■ WHAT IS ASKED
Turn everything from the line containing "Find all labels, buttons, inputs, and" down to the line containing "agree-checkbox[interactable] [10, 376, 25, 391]" into a Markdown table with the columns Row and Line. Number each row and leave out blank lines.
Start
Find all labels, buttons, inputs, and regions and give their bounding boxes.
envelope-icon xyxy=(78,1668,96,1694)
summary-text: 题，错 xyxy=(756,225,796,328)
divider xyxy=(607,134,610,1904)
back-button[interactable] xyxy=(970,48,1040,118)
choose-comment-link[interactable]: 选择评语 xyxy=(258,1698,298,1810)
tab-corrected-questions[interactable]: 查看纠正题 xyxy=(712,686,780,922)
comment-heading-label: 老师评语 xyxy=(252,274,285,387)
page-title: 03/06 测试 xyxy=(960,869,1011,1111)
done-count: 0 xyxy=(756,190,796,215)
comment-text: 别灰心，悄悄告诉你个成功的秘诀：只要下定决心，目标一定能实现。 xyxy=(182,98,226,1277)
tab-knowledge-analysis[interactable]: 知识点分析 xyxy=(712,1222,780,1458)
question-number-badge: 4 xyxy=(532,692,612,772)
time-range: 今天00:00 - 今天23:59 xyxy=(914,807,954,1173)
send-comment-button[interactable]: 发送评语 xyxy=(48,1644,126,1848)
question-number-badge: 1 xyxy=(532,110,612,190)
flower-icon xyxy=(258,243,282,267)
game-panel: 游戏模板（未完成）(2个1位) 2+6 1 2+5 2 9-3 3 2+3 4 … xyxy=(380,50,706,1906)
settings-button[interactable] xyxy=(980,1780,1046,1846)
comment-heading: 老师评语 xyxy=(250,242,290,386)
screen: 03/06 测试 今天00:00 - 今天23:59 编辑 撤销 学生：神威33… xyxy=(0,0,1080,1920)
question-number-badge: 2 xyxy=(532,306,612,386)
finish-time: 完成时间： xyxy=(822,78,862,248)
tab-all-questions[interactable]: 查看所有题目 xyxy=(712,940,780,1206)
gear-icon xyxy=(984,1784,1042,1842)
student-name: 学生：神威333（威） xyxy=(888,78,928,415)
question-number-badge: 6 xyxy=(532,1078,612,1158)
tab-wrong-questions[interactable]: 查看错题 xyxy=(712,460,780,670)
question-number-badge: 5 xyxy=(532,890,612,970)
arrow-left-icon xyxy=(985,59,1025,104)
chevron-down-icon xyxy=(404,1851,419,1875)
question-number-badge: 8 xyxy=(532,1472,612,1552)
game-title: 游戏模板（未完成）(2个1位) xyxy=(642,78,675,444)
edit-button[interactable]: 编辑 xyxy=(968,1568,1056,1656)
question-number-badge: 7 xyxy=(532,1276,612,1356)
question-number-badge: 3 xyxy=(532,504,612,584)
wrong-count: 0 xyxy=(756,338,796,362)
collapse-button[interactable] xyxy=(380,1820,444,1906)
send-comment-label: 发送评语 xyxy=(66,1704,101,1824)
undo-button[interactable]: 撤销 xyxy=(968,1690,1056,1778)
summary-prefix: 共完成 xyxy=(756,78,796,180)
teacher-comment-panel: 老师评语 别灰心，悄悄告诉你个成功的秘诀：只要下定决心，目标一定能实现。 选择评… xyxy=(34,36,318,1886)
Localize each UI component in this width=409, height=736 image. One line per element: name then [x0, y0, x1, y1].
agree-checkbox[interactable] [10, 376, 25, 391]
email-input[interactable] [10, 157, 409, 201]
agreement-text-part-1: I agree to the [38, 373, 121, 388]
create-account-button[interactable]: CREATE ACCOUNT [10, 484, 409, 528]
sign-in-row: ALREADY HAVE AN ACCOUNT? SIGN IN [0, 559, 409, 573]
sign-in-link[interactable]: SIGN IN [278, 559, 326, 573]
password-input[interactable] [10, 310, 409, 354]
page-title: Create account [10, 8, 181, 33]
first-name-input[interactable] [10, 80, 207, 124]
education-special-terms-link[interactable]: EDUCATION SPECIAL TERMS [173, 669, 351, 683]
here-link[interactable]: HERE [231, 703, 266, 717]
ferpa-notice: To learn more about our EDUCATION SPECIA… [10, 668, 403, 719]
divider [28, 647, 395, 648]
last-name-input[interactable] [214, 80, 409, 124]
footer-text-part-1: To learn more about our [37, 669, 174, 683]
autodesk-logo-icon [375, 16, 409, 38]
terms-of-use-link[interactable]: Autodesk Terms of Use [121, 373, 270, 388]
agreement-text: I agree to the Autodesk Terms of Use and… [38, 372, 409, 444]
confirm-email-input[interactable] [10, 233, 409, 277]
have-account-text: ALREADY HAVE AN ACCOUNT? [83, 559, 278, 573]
End
Start
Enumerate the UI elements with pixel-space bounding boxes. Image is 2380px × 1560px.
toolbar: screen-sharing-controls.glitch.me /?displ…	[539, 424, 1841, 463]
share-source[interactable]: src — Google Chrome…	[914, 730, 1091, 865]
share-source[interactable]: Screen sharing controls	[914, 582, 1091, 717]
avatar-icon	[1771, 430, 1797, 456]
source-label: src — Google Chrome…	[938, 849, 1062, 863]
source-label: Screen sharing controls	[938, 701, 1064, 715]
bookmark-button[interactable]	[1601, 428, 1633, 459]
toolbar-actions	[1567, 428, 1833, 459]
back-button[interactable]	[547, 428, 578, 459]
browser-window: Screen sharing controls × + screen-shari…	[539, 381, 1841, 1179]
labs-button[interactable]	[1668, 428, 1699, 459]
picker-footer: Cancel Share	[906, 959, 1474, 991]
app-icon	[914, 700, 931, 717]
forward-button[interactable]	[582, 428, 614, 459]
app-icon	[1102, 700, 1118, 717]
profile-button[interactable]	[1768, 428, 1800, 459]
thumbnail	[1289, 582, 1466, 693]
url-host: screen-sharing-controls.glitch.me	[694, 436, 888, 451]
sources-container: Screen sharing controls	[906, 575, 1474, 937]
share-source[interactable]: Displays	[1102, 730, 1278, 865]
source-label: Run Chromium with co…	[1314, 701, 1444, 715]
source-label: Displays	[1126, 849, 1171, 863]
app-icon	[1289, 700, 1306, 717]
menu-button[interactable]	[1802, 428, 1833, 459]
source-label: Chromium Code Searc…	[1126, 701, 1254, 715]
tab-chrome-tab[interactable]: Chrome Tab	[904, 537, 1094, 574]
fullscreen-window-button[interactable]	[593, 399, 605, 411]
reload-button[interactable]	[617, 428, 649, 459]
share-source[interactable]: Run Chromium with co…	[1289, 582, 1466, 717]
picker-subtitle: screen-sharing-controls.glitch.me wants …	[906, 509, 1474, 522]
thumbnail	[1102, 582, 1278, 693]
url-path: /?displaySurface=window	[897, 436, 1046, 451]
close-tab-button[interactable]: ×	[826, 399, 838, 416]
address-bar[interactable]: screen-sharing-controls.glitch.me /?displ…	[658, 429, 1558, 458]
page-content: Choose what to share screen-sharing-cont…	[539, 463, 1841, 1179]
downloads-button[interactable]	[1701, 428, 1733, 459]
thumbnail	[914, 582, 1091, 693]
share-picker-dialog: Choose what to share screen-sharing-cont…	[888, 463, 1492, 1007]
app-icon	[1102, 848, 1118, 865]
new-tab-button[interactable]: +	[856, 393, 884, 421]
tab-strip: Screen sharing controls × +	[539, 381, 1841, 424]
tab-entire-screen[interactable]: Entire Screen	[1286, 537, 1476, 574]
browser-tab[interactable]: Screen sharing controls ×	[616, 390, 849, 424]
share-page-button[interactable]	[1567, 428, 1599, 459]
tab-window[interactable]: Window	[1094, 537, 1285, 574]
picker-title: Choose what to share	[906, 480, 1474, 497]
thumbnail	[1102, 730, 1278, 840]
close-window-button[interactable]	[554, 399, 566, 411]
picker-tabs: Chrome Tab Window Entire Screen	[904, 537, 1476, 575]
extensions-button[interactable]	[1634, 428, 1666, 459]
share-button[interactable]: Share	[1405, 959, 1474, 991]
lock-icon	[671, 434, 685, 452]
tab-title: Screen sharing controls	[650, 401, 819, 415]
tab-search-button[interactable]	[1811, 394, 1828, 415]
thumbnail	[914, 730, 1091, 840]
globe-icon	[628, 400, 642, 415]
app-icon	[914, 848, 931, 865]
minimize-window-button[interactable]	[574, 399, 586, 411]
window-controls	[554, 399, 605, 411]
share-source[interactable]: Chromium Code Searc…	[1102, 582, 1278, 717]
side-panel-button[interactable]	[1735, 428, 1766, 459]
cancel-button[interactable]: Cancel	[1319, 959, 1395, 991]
End
■ ANSWER TO THIS EXERCISE
| Row | Line |
|---|---|
| 1 | Find all labels, buttons, inputs, and regions and give their bounding boxes. |
| 2 | envelope-icon xyxy=(78,1668,96,1694) |
| 3 | summary-text: 题，错 xyxy=(756,225,796,328) |
| 4 | divider xyxy=(607,134,610,1904) |
| 5 | back-button[interactable] xyxy=(970,48,1040,118) |
| 6 | choose-comment-link[interactable]: 选择评语 xyxy=(258,1698,298,1810) |
| 7 | tab-corrected-questions[interactable]: 查看纠正题 xyxy=(712,686,780,922) |
| 8 | comment-heading-label: 老师评语 xyxy=(252,274,285,387) |
| 9 | page-title: 03/06 测试 xyxy=(960,869,1011,1111) |
| 10 | done-count: 0 xyxy=(756,190,796,215) |
| 11 | comment-text: 别灰心，悄悄告诉你个成功的秘诀：只要下定决心，目标一定能实现。 xyxy=(182,98,226,1277) |
| 12 | tab-knowledge-analysis[interactable]: 知识点分析 xyxy=(712,1222,780,1458) |
| 13 | question-number-badge: 4 xyxy=(532,692,612,772) |
| 14 | time-range: 今天00:00 - 今天23:59 xyxy=(914,807,954,1173) |
| 15 | send-comment-button[interactable]: 发送评语 xyxy=(48,1644,126,1848) |
| 16 | question-number-badge: 1 xyxy=(532,110,612,190) |
| 17 | flower-icon xyxy=(258,243,282,267) |
| 18 | game-panel: 游戏模板（未完成）(2个1位) 2+6 1 2+5 2 9-3 3 2+3 4 … xyxy=(380,50,706,1906) |
| 19 | settings-button[interactable] xyxy=(980,1780,1046,1846) |
| 20 | comment-heading: 老师评语 xyxy=(250,242,290,386) |
| 21 | screen: 03/06 测试 今天00:00 - 今天23:59 编辑 撤销 学生：神威33… xyxy=(0,0,1080,1920) |
| 22 | question-number-badge: 2 xyxy=(532,306,612,386) |
| 23 | finish-time: 完成时间： xyxy=(822,78,862,248) |
| 24 | tab-all-questions[interactable]: 查看所有题目 xyxy=(712,940,780,1206) |
| 25 | gear-icon xyxy=(984,1784,1042,1842) |
| 26 | student-name: 学生：神威333（威） xyxy=(888,78,928,415) |
| 27 | question-number-badge: 6 xyxy=(532,1078,612,1158) |
| 28 | tab-wrong-questions[interactable]: 查看错题 xyxy=(712,460,780,670) |
| 29 | question-number-badge: 5 xyxy=(532,890,612,970) |
| 30 | arrow-left-icon xyxy=(985,59,1025,104) |
| 31 | chevron-down-icon xyxy=(404,1851,419,1875) |
| 32 | question-number-badge: 8 xyxy=(532,1472,612,1552) |
| 33 | game-title: 游戏模板（未完成）(2个1位) xyxy=(642,78,675,444) |
| 34 | edit-button[interactable]: 编辑 xyxy=(968,1568,1056,1656) |
| 35 | question-number-badge: 7 xyxy=(532,1276,612,1356) |
| 36 | question-number-badge: 3 xyxy=(532,504,612,584) |
| 37 | wrong-count: 0 xyxy=(756,338,796,362) |
| 38 | collapse-button[interactable] xyxy=(380,1820,444,1906) |
| 39 | send-comment-label: 发送评语 xyxy=(66,1704,101,1824) |
| 40 | undo-button[interactable]: 撤销 xyxy=(968,1690,1056,1778) |
| 41 | summary-prefix: 共完成 xyxy=(756,78,796,180) |
| 42 | teacher-comment-panel: 老师评语 别灰心，悄悄告诉你个成功的秘诀：只要下定决心，目标一定能实现。 选择评… xyxy=(34,36,318,1886) |
| 43 | Localize each UI component in this width=409, height=736 image. One line per element: name then [x0, y0, x1, y1]. |
| 44 | agree-checkbox[interactable] [10, 376, 25, 391] |